• The request: Retype all of the data. Every line must match exactly.

----

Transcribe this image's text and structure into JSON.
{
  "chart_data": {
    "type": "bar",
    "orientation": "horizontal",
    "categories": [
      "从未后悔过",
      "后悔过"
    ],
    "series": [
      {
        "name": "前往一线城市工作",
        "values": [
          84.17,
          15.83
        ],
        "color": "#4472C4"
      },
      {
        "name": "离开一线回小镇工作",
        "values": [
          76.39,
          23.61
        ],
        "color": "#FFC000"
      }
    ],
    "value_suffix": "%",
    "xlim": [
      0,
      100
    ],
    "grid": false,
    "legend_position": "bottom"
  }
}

----

• Reply:
Transcribe this image's text and structure into JSON.
{
  "chart_data": {
    "type": "bar",
    "orientation": "horizontal",
    "categories": [
      "从未后悔过",
      "后悔过"
    ],
    "series": [
      {
        "name": "前往一线城市工作",
        "values": [
          84.17,
          15.83
        ],
        "color": "#4472C4"
      },
      {
        "name": "离开一线回小镇工作",
        "values": [
          76.39,
          23.61
        ],
        "color": "#FFC000"
      }
    ],
    "value_suffix": "%",
    "xlim": [
      0,
      100
    ],
    "grid": false,
    "legend_position": "bottom"
  }
}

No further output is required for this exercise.